What is expected
Copy out all lines carrying the word "visitors".

Data lines

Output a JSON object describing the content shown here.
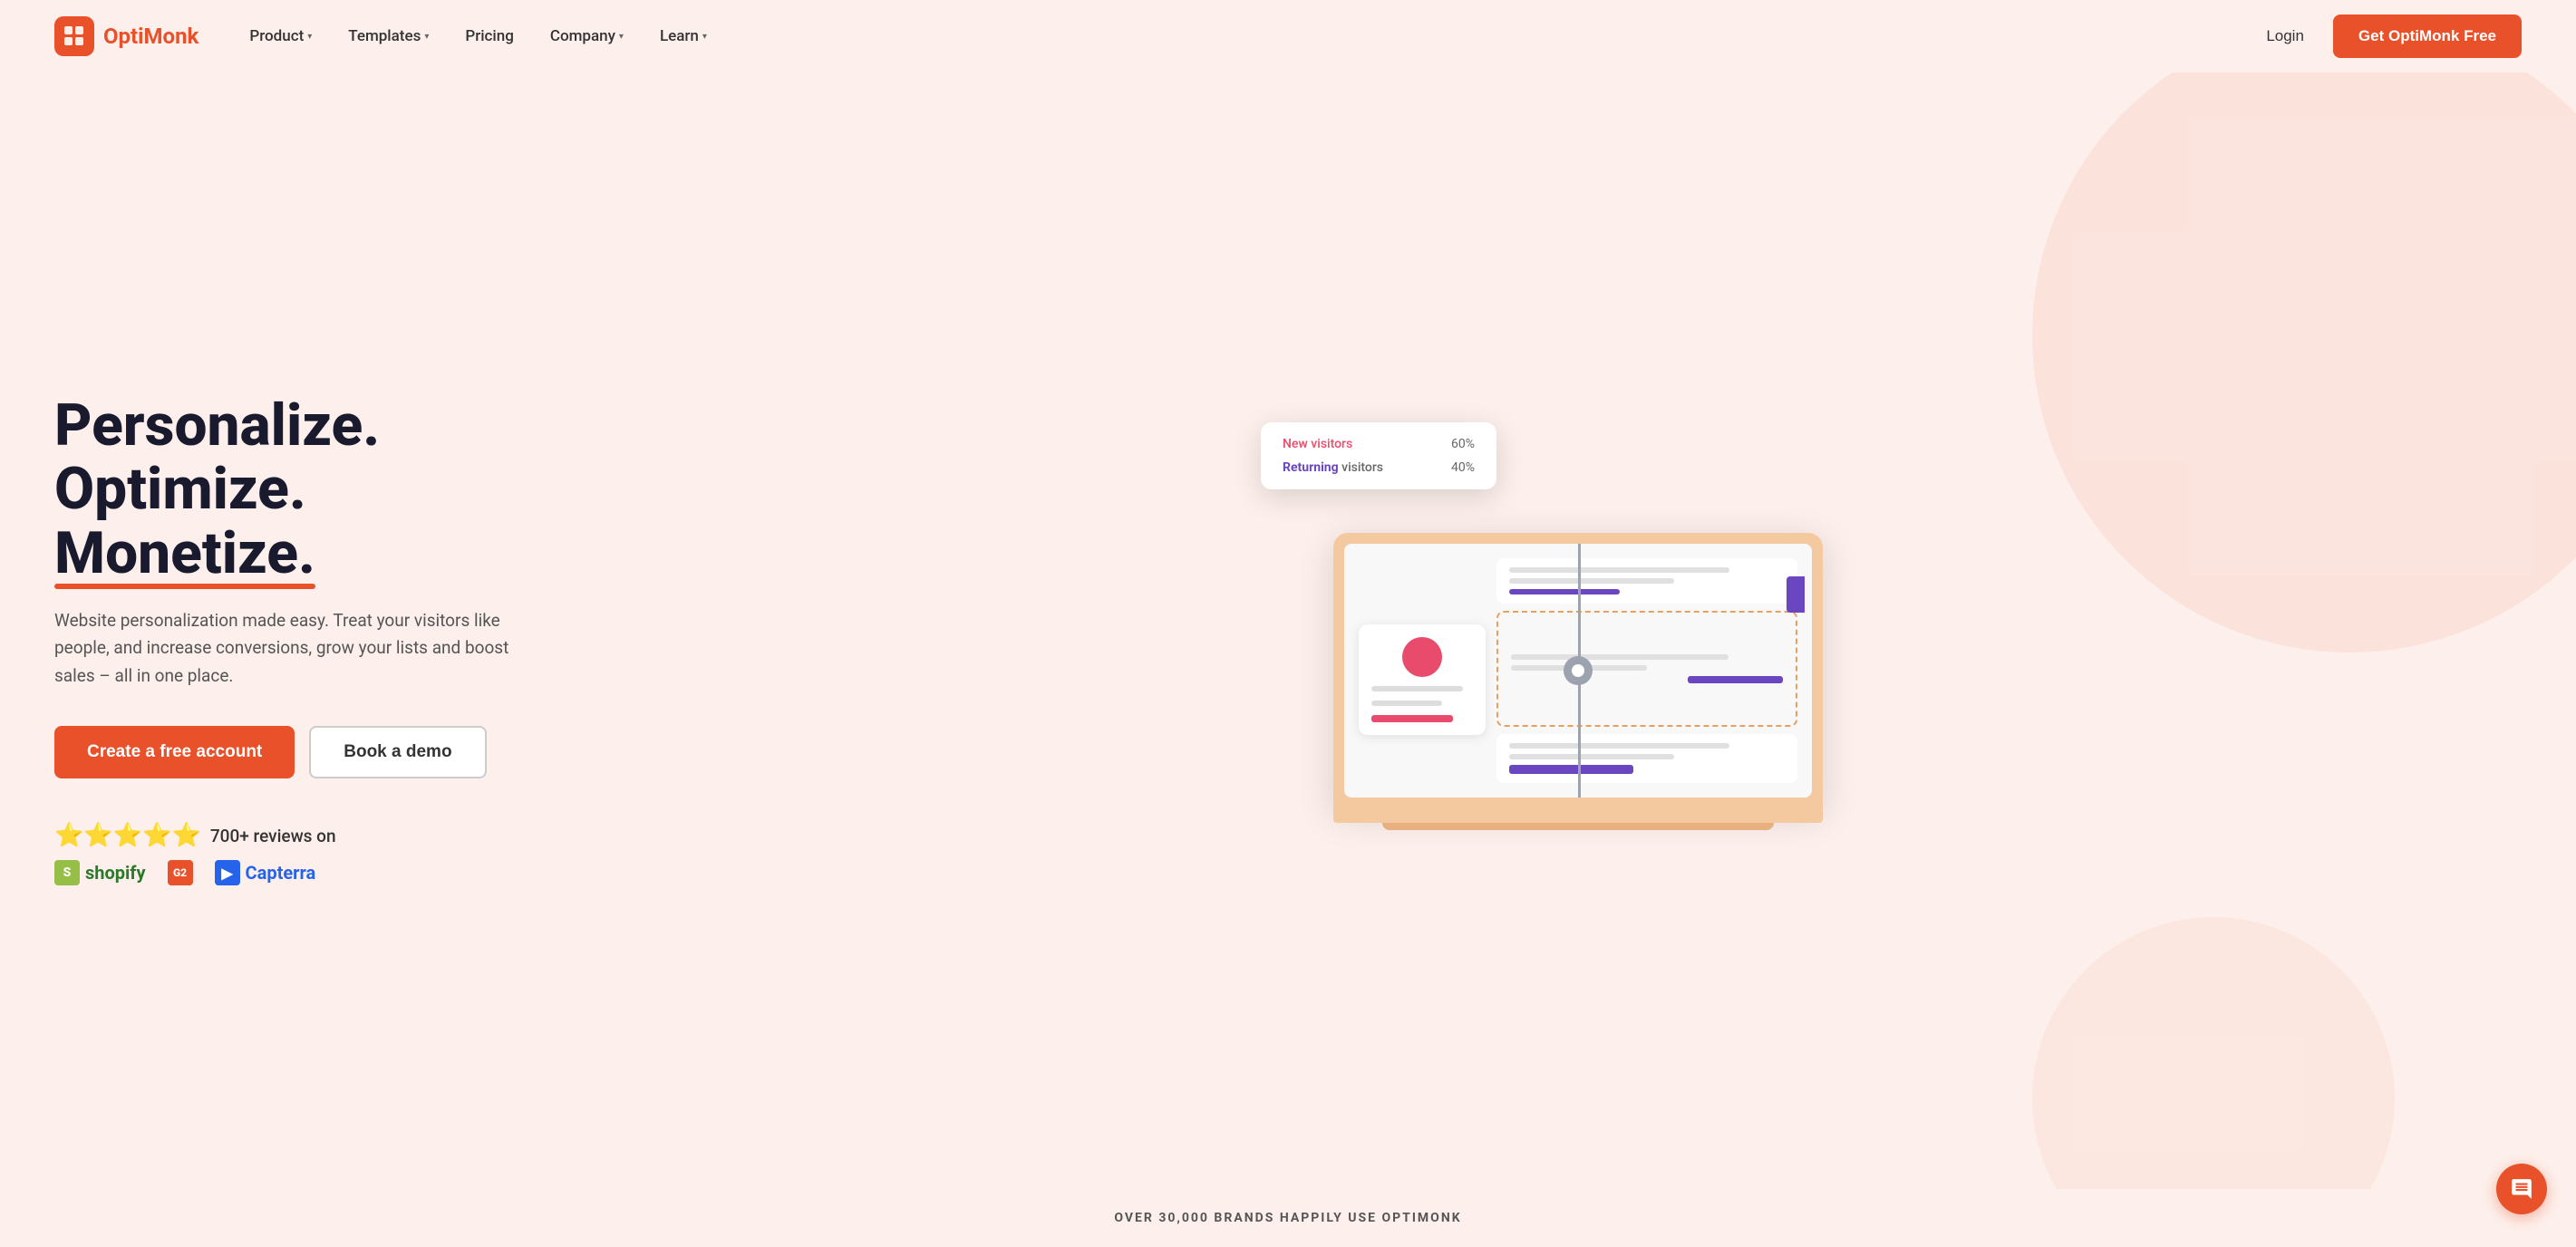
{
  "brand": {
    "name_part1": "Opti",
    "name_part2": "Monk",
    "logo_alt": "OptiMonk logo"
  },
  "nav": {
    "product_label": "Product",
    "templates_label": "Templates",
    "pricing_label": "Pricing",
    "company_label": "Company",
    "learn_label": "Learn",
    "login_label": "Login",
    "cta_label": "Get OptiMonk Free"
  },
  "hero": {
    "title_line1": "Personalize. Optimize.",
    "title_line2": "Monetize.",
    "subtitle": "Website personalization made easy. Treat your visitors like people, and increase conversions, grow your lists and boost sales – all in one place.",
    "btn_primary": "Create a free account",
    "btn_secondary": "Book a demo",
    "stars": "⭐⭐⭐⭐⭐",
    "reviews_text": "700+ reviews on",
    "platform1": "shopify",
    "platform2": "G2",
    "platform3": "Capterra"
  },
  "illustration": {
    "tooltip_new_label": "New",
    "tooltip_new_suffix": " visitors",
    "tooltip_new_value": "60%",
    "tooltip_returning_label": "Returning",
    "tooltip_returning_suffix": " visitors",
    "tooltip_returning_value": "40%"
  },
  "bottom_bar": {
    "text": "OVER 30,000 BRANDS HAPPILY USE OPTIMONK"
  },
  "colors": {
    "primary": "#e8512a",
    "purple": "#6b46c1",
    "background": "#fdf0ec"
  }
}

Correct output
    "subtitle": "Website personalization made easy. Treat your visitors like people, and increase conversions, grow your lists and boost sales – all in one place.",
    "tooltip_new_suffix": " visitors",
    "tooltip_returning_suffix": " visitors",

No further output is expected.